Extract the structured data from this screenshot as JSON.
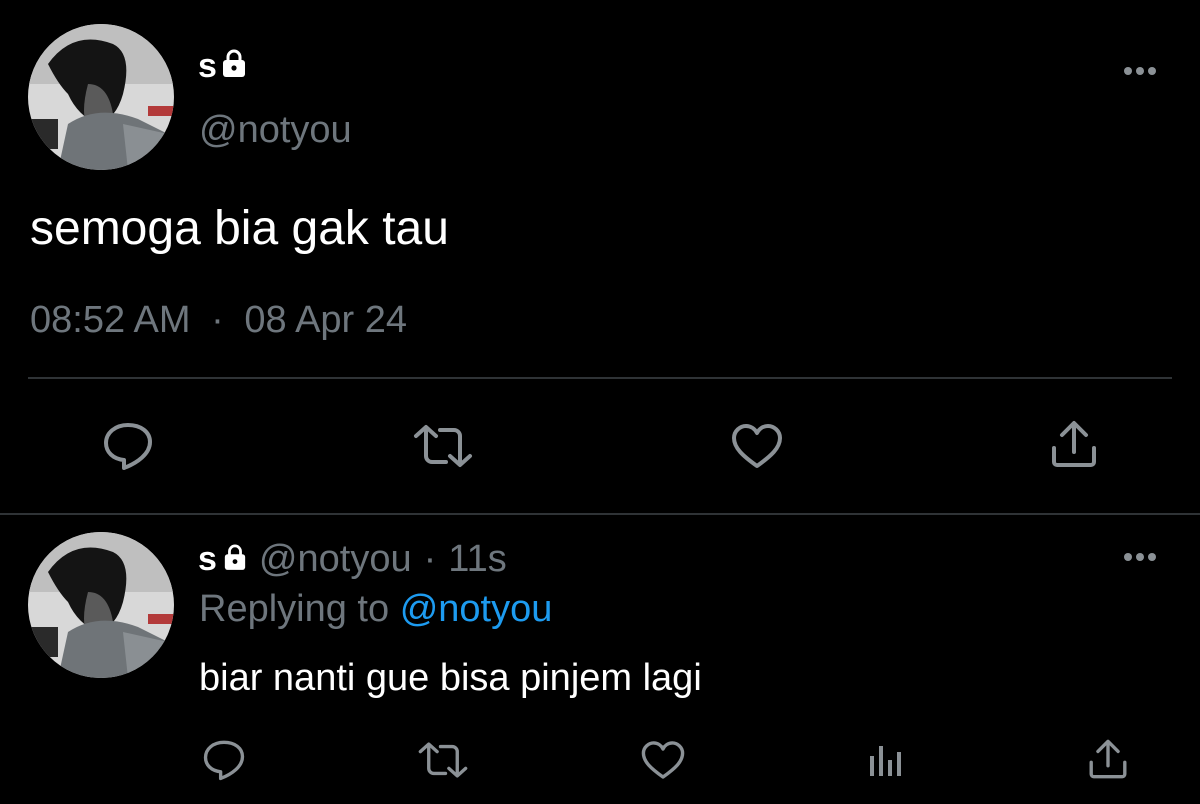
{
  "colors": {
    "background": "#000000",
    "text": "#e7e9ea",
    "muted": "#6e767d",
    "accent": "#1d9bf0",
    "divider": "#2f3336"
  },
  "main_tweet": {
    "display_name": "s",
    "handle": "@notyou",
    "text": "semoga bia gak tau",
    "time": "08:52 AM",
    "separator": "·",
    "date": "08 Apr 24",
    "icons": [
      "lock-icon",
      "more-icon",
      "reply-icon",
      "retweet-icon",
      "like-icon",
      "share-icon"
    ]
  },
  "reply": {
    "display_name": "s",
    "handle": "@notyou",
    "separator": "·",
    "age": "11s",
    "replying_prefix": "Replying to",
    "replying_to": "@notyou",
    "text": "biar nanti gue bisa pinjem lagi",
    "icons": [
      "lock-icon",
      "more-icon",
      "reply-icon",
      "retweet-icon",
      "like-icon",
      "analytics-icon",
      "share-icon"
    ]
  }
}
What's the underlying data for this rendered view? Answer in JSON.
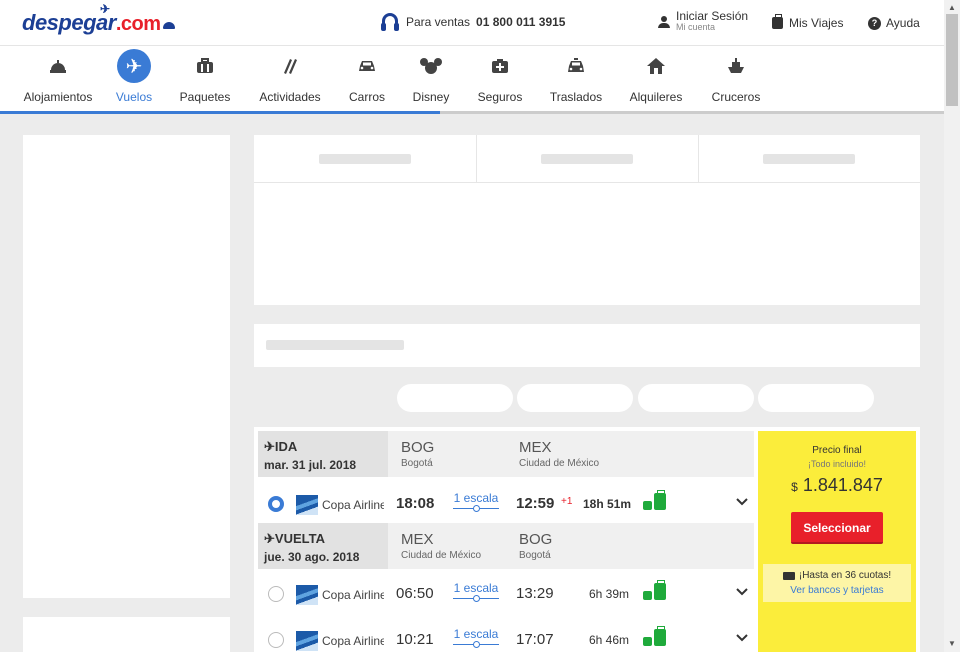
{
  "header": {
    "logo_text": "despegar",
    "logo_dotcom": ".com",
    "phone_label": "Para ventas",
    "phone_number": "01 800 011 3915",
    "login_title": "Iniciar Sesión",
    "login_sub": "Mi cuenta",
    "trips": "Mis Viajes",
    "help": "Ayuda"
  },
  "nav": [
    {
      "label": "Alojamientos",
      "icon": "hotel-bell-icon",
      "glyph": "🛎"
    },
    {
      "label": "Vuelos",
      "icon": "plane-icon",
      "glyph": "✈",
      "active": true
    },
    {
      "label": "Paquetes",
      "icon": "suitcase-icon",
      "glyph": "💼"
    },
    {
      "label": "Actividades",
      "icon": "activities-icon",
      "glyph": "🎫"
    },
    {
      "label": "Carros",
      "icon": "car-icon",
      "glyph": "🚗"
    },
    {
      "label": "Disney",
      "icon": "disney-icon",
      "glyph": "🐭"
    },
    {
      "label": "Seguros",
      "icon": "insurance-icon",
      "glyph": "🩹"
    },
    {
      "label": "Traslados",
      "icon": "taxi-icon",
      "glyph": "🚕"
    },
    {
      "label": "Alquileres",
      "icon": "house-icon",
      "glyph": "🏠"
    },
    {
      "label": "Cruceros",
      "icon": "ship-icon",
      "glyph": "🚢"
    }
  ],
  "outbound": {
    "direction": "IDA",
    "date": "mar. 31 jul. 2018",
    "from_code": "BOG",
    "from_city": "Bogotá",
    "to_code": "MEX",
    "to_city": "Ciudad de México"
  },
  "inbound": {
    "direction": "VUELTA",
    "date": "jue. 30 ago. 2018",
    "from_code": "MEX",
    "from_city": "Ciudad de México",
    "to_code": "BOG",
    "to_city": "Bogotá"
  },
  "flights": [
    {
      "airline": "Copa Airlines",
      "dep": "18:08",
      "stops": "1 escala",
      "arr": "12:59",
      "plus": "+1",
      "duration": "18h 51m",
      "selected": true
    },
    {
      "airline": "Copa Airlines",
      "dep": "06:50",
      "stops": "1 escala",
      "arr": "13:29",
      "duration": "6h 39m",
      "selected": false
    },
    {
      "airline": "Copa Airlines",
      "dep": "10:21",
      "stops": "1 escala",
      "arr": "17:07",
      "duration": "6h 46m",
      "selected": false
    }
  ],
  "price": {
    "label": "Precio final",
    "included": "¡Todo incluido!",
    "currency": "$",
    "amount": "1.841.847",
    "button": "Seleccionar",
    "installments": "¡Hasta en 36 cuotas!",
    "banks_link": "Ver bancos y tarjetas"
  },
  "colors": {
    "brand_blue": "#1c3f95",
    "accent_blue": "#3a7bd5",
    "price_bg": "#fbed3b",
    "cta_red": "#e8202a",
    "luggage_green": "#1faa3b"
  }
}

__SHORT EXERCISE__. Copy each line of the records containing the string "México".

__THE ANSWER__.
    "to_city": "Ciudad de México"
    "from_city": "Ciudad de México",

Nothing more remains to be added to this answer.